--- Start ---

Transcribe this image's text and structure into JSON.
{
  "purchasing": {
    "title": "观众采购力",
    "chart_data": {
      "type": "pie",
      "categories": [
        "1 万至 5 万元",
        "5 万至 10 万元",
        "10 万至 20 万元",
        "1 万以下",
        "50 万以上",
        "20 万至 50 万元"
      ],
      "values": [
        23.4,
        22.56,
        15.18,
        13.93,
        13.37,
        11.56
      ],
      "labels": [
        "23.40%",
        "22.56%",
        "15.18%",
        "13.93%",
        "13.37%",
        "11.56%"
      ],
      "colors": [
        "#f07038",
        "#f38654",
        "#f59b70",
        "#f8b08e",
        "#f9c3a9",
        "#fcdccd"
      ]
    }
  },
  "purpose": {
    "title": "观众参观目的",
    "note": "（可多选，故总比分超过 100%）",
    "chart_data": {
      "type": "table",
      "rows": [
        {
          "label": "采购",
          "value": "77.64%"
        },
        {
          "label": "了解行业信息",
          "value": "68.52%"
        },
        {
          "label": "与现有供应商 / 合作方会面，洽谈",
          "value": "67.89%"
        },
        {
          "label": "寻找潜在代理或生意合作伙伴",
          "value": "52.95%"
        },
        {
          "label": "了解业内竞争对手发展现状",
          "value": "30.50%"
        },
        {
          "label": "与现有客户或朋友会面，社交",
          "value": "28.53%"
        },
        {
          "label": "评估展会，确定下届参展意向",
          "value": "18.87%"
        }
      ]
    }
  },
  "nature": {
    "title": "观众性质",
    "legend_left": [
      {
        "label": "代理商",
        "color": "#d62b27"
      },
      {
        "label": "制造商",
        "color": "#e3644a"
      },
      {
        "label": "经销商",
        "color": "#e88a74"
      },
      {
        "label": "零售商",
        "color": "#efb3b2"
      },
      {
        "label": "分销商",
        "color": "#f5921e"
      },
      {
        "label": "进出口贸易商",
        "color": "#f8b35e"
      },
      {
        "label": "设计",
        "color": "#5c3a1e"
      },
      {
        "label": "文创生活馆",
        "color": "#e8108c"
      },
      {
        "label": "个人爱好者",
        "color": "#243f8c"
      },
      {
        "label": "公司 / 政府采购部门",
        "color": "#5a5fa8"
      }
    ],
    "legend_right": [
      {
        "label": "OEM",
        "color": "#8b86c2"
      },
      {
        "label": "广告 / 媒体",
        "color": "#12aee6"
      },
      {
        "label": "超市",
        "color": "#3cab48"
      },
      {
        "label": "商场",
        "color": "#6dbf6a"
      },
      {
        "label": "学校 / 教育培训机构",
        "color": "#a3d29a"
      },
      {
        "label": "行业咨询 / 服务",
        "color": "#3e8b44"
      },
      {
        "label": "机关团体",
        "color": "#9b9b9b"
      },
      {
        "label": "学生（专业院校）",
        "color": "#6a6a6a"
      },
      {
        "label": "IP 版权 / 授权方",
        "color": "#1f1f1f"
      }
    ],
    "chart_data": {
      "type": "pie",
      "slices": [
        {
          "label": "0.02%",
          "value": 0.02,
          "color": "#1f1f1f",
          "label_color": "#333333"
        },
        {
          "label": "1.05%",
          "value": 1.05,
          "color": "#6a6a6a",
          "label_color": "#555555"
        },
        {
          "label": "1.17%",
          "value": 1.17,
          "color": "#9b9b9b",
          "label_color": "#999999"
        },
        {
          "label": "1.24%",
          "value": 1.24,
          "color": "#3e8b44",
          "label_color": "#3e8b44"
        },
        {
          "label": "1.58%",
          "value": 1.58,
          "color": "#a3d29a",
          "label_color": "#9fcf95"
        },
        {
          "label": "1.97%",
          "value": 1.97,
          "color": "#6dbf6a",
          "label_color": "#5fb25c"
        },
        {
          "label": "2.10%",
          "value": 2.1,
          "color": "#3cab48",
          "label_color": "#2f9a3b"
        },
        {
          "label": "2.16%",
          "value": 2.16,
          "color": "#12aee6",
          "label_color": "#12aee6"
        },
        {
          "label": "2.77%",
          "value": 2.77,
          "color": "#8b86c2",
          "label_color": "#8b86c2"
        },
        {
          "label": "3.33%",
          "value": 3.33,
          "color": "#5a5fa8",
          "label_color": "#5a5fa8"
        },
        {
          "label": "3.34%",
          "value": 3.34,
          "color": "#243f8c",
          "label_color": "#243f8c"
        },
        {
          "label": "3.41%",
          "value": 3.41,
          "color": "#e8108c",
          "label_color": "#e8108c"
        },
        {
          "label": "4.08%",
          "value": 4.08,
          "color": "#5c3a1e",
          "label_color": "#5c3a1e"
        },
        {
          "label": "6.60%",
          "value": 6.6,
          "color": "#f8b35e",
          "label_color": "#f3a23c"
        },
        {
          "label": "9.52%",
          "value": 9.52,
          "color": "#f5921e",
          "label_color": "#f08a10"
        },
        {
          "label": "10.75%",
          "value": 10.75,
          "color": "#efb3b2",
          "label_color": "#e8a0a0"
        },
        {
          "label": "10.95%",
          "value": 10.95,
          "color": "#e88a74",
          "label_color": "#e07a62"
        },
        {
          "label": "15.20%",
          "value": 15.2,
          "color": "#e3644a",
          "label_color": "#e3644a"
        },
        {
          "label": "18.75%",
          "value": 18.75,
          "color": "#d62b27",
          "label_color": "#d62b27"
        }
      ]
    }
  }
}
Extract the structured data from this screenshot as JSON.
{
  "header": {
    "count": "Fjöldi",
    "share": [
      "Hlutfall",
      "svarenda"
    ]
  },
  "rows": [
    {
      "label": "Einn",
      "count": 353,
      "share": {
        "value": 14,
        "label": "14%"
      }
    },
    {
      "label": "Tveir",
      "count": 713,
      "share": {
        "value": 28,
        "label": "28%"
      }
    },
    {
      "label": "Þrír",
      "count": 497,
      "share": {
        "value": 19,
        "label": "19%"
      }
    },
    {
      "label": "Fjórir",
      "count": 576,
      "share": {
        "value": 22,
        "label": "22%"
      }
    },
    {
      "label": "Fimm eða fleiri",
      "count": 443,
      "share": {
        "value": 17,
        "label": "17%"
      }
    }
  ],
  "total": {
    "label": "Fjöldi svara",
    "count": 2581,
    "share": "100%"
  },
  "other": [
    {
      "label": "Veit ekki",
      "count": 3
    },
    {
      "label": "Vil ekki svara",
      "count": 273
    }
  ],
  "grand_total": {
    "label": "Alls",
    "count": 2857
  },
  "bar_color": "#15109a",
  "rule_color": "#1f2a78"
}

--- End ---

Directions for this task
Search the records for the word "JSON", then list every line that has it.

Answer for the task
Transcribe this image's text and structure into JSON.
Extract the structured data from this screenshot as JSON.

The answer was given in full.